**Texte présenté**
/---

Hôtellerie-restauration : pourquoi les salariés ne veulent pas revenir

« Je ne resterai pas, je m’en vais bientôt », voilà ce que nous glisse Momo, affable serveur dans une brasserie parisienne où nous avons nos habitudes.

Lui au moins est revenu, mais pas sa centaine de milliers de collègues. Nous nous sommes intéressés aux causes profondes de cette désaffection sans précédent. Des experts évoquent la crise de la Covid-19 qui aurait ouvert les yeux à ces premiers de corvée, lesquels ne voudraient plus travailler la nuit, ni travailler le week-end et souhaiteraient tous avoir la vie de monsieur ou madame-tout-le monde, où on va au boulot du lundi au vendredi de 9h à 17h.

Il est vrai que pendant près d’un an, serveurs, commis de cuisine, femmes de chambre, barmans, etc. sont restés bien au chaud à la maison, sous le régime du chômage partiel. Tant d’oisiveté payée laisse forcément des traces ; en tout cas, ça pousse à l’introspection.  Et comme personne ne peut garantir ce que l’on ramène d’un long voyage à l’intérieur de soi…

Démotivateurs extrinsèques

En discutant avec une poignée de ces salariés en désamour avec leur profession, nous avons entendu beaucoup parler de pénibilité, d’horaires atypiques, de bas salaires, etc.  A vrai dire, les serveurs ont été moins nombreux à évoquer la question de la rémunération.  Il y a cependant un point qui est revenu le plus souvent, et commun à tous les corps de métier de l’hôtellerie-restauration : le manque de considération de la part des employeurs. Ça donne ceci dans la bouche de Keye, la cinquantaine, employée comme femme de chambre dans une importante chaîne hôtelière : « on nous traite comme de la merde ! »

Le nœud du problème serait donc là ; le mésestime des salariés, corvéables à merci et qu’on pouvait remplacer au pied levé. Remarquons que beaucoup d’établissements ont vu la quasi-totalité de leurs salariés revenir, là où il y a d’autres qui sont incapables de tenir le niveau de service habituel, faute d’employés. Nous avons parlé aux patrons qui s’en sortent mieux, à chaque fois, sans leur donner le moindre indice, ils nous ont déclaré dans une belle unanimité « nous avons gardé le lien avec nos salariés pendant la crise, ils sont contents de travailler ici, du coup ils sont tous revenus ». Preuve, certes pas suffisante, mais fortement significative, que les employeurs du secteur CHR doivent réexaminer leurs pratiques managériales.

Câlinothérapie

Cette crise du recrutement ne sera pas durable, pour des raisons que nous détaillerons dans une autre publication. Mais à l’instar de ce qu’il s’est passé lors de la guéguerre chauffeurs de taxis contre VTC, les restaurateurs et hôteliers devront consacrer leurs heures de fermeture forcées à la lecture de deux livres : Du management au marketing des services de Benoît Meyronin et Charles Ditandy, et l’excellent Les employés d’abord, les clients ensuite du célèbre Vineet Nayar. La quintessence de ces deux ouvrages tient en un concept sur lequel nous aurons l’occasion de revenir, la symétrie des attentions.

\---

**Informations fournies**
/---

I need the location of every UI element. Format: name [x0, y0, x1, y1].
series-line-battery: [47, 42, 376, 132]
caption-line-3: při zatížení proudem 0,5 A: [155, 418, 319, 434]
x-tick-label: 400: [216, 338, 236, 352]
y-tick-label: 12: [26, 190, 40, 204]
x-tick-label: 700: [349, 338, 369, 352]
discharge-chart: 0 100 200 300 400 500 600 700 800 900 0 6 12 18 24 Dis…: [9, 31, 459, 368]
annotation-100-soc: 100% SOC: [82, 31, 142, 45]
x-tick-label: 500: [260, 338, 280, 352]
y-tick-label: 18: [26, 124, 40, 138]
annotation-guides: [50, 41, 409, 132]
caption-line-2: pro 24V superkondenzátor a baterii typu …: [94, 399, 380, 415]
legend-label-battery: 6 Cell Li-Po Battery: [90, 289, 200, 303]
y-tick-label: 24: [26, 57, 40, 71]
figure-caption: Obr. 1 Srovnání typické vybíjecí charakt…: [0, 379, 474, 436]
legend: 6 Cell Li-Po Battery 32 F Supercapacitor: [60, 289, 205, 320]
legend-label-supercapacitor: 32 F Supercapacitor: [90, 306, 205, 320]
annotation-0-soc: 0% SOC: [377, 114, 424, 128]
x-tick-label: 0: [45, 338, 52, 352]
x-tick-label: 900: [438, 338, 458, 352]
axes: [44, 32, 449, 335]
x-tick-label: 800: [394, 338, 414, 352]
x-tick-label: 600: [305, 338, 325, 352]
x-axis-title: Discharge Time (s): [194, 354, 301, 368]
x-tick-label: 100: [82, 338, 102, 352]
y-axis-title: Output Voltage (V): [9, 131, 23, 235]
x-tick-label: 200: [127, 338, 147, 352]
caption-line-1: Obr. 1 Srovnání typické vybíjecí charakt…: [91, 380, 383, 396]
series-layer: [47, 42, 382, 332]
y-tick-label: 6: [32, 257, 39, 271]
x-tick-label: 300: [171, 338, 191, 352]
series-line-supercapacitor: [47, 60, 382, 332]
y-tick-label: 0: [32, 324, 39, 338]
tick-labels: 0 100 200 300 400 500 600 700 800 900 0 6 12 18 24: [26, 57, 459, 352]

\---

**Liste des tâches**
- 1) Reformulez sous forme de liste le paragraphe du texte qui commence par « En discutant avec une poignée », sans perdre ses faits principaux.
- 2) Pour chaque affirmation, indiquez si le texte la confirme (oui ou non) et citez les mots qui tranchent : (a) les serveurs ont été les plus nombreux à parler de rémunération ; (b) les patrons qui s'en sortent mieux disent avoir gardé le lien avec leurs salariés pendant la crise ; (c) la crise du recrutement est présentée comme durable.
Le listing n'est d'aucune utilité ici.

**Résultats par tâche**
- 1)
- Les salariés interrogés parlent beaucoup de pénibilité, d'horaires atypiques et de bas salaires.
- Les serveurs sont moins nombreux à aborder la rémunération.
- Le point le plus souvent cité, commun à tous les métiers de l'hôtellerie-restauration, est le manque de considération des employeurs.
- Keye, femme de chambre d'une cinquantaine d'années dans une importante chaîne hôtelière, le résume ainsi : « on nous traite comme de la merde ! »

- 2)
(a) Non : « les serveurs ont été moins nombreux à évoquer la question de la rémunération ».
(b) Oui : « nous avons gardé le lien avec nos salariés pendant la crise ».
(c) Non : « Cette crise du recrutement ne sera pas durable ».